Your instructions: Reproduce the data exactly.

Records for the task:
....................

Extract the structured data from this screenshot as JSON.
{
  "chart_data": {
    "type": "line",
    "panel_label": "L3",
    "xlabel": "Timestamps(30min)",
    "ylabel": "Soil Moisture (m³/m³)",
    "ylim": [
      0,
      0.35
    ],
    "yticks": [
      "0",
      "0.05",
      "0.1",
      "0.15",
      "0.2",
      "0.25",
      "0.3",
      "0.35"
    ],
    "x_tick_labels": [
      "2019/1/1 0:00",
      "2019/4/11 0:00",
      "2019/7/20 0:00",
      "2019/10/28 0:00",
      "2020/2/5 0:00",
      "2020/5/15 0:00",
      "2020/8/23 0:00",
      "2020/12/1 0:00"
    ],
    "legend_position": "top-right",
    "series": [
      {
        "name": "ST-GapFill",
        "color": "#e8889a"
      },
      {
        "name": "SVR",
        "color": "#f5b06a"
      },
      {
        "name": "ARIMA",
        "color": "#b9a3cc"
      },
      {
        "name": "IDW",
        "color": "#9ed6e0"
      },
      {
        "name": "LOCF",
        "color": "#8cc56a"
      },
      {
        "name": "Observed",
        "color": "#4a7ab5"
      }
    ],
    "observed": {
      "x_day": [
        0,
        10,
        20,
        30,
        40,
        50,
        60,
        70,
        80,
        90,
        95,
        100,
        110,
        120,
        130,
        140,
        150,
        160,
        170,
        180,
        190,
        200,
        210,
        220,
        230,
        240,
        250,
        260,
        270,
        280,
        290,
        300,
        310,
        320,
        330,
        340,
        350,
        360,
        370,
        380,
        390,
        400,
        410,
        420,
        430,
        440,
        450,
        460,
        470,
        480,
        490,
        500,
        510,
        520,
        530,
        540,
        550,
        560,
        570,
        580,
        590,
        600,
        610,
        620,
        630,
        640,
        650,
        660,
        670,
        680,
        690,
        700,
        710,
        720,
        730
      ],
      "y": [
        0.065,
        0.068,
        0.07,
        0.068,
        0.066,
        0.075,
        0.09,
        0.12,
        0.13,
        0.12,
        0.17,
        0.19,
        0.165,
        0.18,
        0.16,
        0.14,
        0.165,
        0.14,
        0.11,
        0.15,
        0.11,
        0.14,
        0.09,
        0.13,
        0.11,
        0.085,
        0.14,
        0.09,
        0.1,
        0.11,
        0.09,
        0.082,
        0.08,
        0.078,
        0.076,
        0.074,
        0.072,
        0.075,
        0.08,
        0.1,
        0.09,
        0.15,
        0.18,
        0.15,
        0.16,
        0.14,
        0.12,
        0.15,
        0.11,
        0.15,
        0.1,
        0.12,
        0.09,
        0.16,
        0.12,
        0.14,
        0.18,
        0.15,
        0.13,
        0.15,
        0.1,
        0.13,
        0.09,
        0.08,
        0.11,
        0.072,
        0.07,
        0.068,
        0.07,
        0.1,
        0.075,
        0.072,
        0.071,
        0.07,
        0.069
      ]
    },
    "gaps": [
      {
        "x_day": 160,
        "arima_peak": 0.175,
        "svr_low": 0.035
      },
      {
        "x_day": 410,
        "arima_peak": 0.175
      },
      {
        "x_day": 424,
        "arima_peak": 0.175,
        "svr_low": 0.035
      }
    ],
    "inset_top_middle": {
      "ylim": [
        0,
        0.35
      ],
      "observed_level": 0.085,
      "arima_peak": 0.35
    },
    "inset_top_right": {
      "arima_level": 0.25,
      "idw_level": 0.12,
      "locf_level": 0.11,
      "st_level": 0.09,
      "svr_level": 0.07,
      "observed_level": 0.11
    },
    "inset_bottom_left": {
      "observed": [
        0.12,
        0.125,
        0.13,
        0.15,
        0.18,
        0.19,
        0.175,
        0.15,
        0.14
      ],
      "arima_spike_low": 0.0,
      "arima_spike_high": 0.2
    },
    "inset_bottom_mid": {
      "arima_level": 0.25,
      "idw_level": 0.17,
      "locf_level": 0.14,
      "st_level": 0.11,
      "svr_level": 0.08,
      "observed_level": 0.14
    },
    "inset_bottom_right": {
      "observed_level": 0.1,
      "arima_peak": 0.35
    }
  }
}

....................

Solution for this task:
Extract the structured data from this screenshot as JSON.
{
  "chart_data": {
    "type": "line",
    "panel_label": "L3",
    "xlabel": "Timestamps(30min)",
    "ylabel": "Soil Moisture (m³/m³)",
    "ylim": [
      0,
      0.35
    ],
    "yticks": [
      "0",
      "0.05",
      "0.1",
      "0.15",
      "0.2",
      "0.25",
      "0.3",
      "0.35"
    ],
    "x_tick_labels": [
      "2019/1/1 0:00",
      "2019/4/11 0:00",
      "2019/7/20 0:00",
      "2019/10/28 0:00",
      "2020/2/5 0:00",
      "2020/5/15 0:00",
      "2020/8/23 0:00",
      "2020/12/1 0:00"
    ],
    "legend_position": "top-right",
    "series": [
      {
        "name": "ST-GapFill",
        "color": "#e8889a"
      },
      {
        "name": "SVR",
        "color": "#f5b06a"
      },
      {
        "name": "ARIMA",
        "color": "#b9a3cc"
      },
      {
        "name": "IDW",
        "color": "#9ed6e0"
      },
      {
        "name": "LOCF",
        "color": "#8cc56a"
      },
      {
        "name": "Observed",
        "color": "#4a7ab5"
      }
    ],
    "observed": {
      "x_day": [
        0,
        10,
        20,
        30,
        40,
        50,
        60,
        70,
        80,
        90,
        95,
        100,
        110,
        120,
        130,
        140,
        150,
        160,
        170,
        180,
        190,
        200,
        210,
        220,
        230,
        240,
        250,
        260,
        270,
        280,
        290,
        300,
        310,
        320,
        330,
        340,
        350,
        360,
        370,
        380,
        390,
        400,
        410,
        420,
        430,
        440,
        450,
        460,
        470,
        480,
        490,
        500,
        510,
        520,
        530,
        540,
        550,
        560,
        570,
        580,
        590,
        600,
        610,
        620,
        630,
        640,
        650,
        660,
        670,
        680,
        690,
        700,
        710,
        720,
        730
      ],
      "y": [
        0.065,
        0.068,
        0.07,
        0.068,
        0.066,
        0.075,
        0.09,
        0.12,
        0.13,
        0.12,
        0.17,
        0.19,
        0.165,
        0.18,
        0.16,
        0.14,
        0.165,
        0.14,
        0.11,
        0.15,
        0.11,
        0.14,
        0.09,
        0.13,
        0.11,
        0.085,
        0.14,
        0.09,
        0.1,
        0.11,
        0.09,
        0.082,
        0.08,
        0.078,
        0.076,
        0.074,
        0.072,
        0.075,
        0.08,
        0.1,
        0.09,
        0.15,
        0.18,
        0.15,
        0.16,
        0.14,
        0.12,
        0.15,
        0.11,
        0.15,
        0.1,
        0.12,
        0.09,
        0.16,
        0.12,
        0.14,
        0.18,
        0.15,
        0.13,
        0.15,
        0.1,
        0.13,
        0.09,
        0.08,
        0.11,
        0.072,
        0.07,
        0.068,
        0.07,
        0.1,
        0.075,
        0.072,
        0.071,
        0.07,
        0.069
      ]
    },
    "gaps": [
      {
        "x_day": 160,
        "arima_peak": 0.175,
        "svr_low": 0.035
      },
      {
        "x_day": 410,
        "arima_peak": 0.175
      },
      {
        "x_day": 424,
        "arima_peak": 0.175,
        "svr_low": 0.035
      }
    ],
    "inset_top_middle": {
      "ylim": [
        0,
        0.35
      ],
      "observed_level": 0.085,
      "arima_peak": 0.35
    },
    "inset_top_right": {
      "arima_level": 0.25,
      "idw_level": 0.12,
      "locf_level": 0.11,
      "st_level": 0.09,
      "svr_level": 0.07,
      "observed_level": 0.11
    },
    "inset_bottom_left": {
      "observed": [
        0.12,
        0.125,
        0.13,
        0.15,
        0.18,
        0.19,
        0.175,
        0.15,
        0.14
      ],
      "arima_spike_low": 0.0,
      "arima_spike_high": 0.2
    },
    "inset_bottom_mid": {
      "arima_level": 0.25,
      "idw_level": 0.17,
      "locf_level": 0.14,
      "st_level": 0.11,
      "svr_level": 0.08,
      "observed_level": 0.14
    },
    "inset_bottom_right": {
      "observed_level": 0.1,
      "arima_peak": 0.35
    }
  }
}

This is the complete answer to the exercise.